Written exercise » Find every line below that contains the word "mdatenais" and copy it out.

Stored rows »

******

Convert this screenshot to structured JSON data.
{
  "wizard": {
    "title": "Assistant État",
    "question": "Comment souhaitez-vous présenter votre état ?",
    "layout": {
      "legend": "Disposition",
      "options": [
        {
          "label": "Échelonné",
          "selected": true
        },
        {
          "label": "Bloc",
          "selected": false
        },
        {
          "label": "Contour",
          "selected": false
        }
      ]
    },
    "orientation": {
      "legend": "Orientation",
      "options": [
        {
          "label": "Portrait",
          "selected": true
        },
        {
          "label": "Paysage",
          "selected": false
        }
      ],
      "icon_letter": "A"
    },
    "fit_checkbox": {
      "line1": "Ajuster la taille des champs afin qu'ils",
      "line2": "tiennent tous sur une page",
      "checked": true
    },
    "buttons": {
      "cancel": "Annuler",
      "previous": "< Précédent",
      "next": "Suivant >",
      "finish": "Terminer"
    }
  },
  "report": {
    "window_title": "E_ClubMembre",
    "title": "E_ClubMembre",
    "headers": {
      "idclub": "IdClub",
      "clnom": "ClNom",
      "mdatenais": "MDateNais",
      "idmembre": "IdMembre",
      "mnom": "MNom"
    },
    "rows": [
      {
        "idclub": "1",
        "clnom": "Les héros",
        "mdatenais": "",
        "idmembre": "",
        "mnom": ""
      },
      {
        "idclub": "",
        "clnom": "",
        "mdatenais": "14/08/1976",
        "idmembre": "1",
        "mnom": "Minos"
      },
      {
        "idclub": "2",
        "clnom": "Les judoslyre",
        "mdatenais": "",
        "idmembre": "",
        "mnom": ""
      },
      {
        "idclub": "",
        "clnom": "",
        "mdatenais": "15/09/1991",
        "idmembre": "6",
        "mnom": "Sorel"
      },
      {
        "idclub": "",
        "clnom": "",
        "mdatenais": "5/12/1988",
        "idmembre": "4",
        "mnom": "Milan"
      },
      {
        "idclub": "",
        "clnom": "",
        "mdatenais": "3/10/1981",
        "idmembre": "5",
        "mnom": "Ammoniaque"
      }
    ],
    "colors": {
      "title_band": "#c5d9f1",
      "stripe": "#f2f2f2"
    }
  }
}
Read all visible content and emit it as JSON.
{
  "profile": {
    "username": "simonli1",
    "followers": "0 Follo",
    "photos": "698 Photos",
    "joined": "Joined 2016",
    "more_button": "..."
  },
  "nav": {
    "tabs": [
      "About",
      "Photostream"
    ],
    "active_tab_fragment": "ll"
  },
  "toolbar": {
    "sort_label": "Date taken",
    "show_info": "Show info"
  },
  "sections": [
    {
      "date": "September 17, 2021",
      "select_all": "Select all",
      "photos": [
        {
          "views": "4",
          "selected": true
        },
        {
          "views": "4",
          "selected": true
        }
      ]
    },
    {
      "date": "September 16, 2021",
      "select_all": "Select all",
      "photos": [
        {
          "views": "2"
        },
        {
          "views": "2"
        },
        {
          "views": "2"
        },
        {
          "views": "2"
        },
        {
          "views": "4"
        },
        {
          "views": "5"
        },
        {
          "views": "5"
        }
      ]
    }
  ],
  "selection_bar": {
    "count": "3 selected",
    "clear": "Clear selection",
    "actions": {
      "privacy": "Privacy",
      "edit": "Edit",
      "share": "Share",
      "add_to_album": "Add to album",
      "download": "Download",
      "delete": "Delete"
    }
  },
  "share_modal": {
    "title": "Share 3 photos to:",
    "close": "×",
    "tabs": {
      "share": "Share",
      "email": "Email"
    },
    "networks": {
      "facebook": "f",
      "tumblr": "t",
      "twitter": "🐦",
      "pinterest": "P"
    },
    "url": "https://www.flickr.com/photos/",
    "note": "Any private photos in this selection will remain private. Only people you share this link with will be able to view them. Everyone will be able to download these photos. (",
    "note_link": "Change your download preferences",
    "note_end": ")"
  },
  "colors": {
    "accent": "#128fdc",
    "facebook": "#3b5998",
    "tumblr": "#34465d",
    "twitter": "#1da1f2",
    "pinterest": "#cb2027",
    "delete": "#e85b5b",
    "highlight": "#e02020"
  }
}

******

Answer below »
      "mdatenais": "MDateNais",
        "mdatenais": "",
        "mdatenais": "14/08/1976",
        "mdatenais": "",
        "mdatenais": "15/09/1991",
        "mdatenais": "5/12/1988",
        "mdatenais": "3/10/1981",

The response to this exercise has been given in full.